[Exercise input]
******
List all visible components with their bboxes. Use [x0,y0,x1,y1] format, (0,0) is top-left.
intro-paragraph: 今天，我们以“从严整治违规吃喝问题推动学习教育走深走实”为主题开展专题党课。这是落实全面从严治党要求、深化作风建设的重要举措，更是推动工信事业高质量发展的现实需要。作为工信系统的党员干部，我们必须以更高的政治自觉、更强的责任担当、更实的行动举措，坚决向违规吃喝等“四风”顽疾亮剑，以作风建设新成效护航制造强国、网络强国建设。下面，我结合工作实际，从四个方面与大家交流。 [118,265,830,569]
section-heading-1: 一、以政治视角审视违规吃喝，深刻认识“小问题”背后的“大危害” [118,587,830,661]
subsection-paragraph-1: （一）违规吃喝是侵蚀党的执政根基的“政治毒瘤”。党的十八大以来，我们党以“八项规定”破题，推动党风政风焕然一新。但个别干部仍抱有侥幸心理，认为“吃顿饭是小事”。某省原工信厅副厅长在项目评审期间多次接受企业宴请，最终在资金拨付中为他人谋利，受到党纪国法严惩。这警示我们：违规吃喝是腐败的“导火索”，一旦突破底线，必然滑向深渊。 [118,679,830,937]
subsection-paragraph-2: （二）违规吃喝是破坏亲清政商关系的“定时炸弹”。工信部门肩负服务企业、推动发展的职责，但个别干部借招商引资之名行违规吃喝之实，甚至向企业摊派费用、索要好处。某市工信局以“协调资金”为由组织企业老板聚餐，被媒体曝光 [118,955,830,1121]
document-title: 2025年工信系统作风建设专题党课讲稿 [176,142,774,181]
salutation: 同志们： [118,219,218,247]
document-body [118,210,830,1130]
******
[Brief]
Copy out the data above, putting "greeting" wherever "salutation" appears and changing nothing else.

[Answer to the task]
List all visible components with their bboxes. Use [x0,y0,x1,y1] format, (0,0) is top-left.
intro-paragraph: 今天，我们以“从严整治违规吃喝问题推动学习教育走深走实”为主题开展专题党课。这是落实全面从严治党要求、深化作风建设的重要举措，更是推动工信事业高质量发展的现实需要。作为工信系统的党员干部，我们必须以更高的政治自觉、更强的责任担当、更实的行动举措，坚决向违规吃喝等“四风”顽疾亮剑，以作风建设新成效护航制造强国、网络强国建设。下面，我结合工作实际，从四个方面与大家交流。 [118,265,830,569]
section-heading-1: 一、以政治视角审视违规吃喝，深刻认识“小问题”背后的“大危害” [118,587,830,661]
subsection-paragraph-1: （一）违规吃喝是侵蚀党的执政根基的“政治毒瘤”。党的十八大以来，我们党以“八项规定”破题，推动党风政风焕然一新。但个别干部仍抱有侥幸心理，认为“吃顿饭是小事”。某省原工信厅副厅长在项目评审期间多次接受企业宴请，最终在资金拨付中为他人谋利，受到党纪国法严惩。这警示我们：违规吃喝是腐败的“导火索”，一旦突破底线，必然滑向深渊。 [118,679,830,937]
subsection-paragraph-2: （二）违规吃喝是破坏亲清政商关系的“定时炸弹”。工信部门肩负服务企业、推动发展的职责，但个别干部借招商引资之名行违规吃喝之实，甚至向企业摊派费用、索要好处。某市工信局以“协调资金”为由组织企业老板聚餐，被媒体曝光 [118,955,830,1121]
document-title: 2025年工信系统作风建设专题党课讲稿 [176,142,774,181]
greeting: 同志们： [118,219,218,247]
document-body [118,210,830,1130]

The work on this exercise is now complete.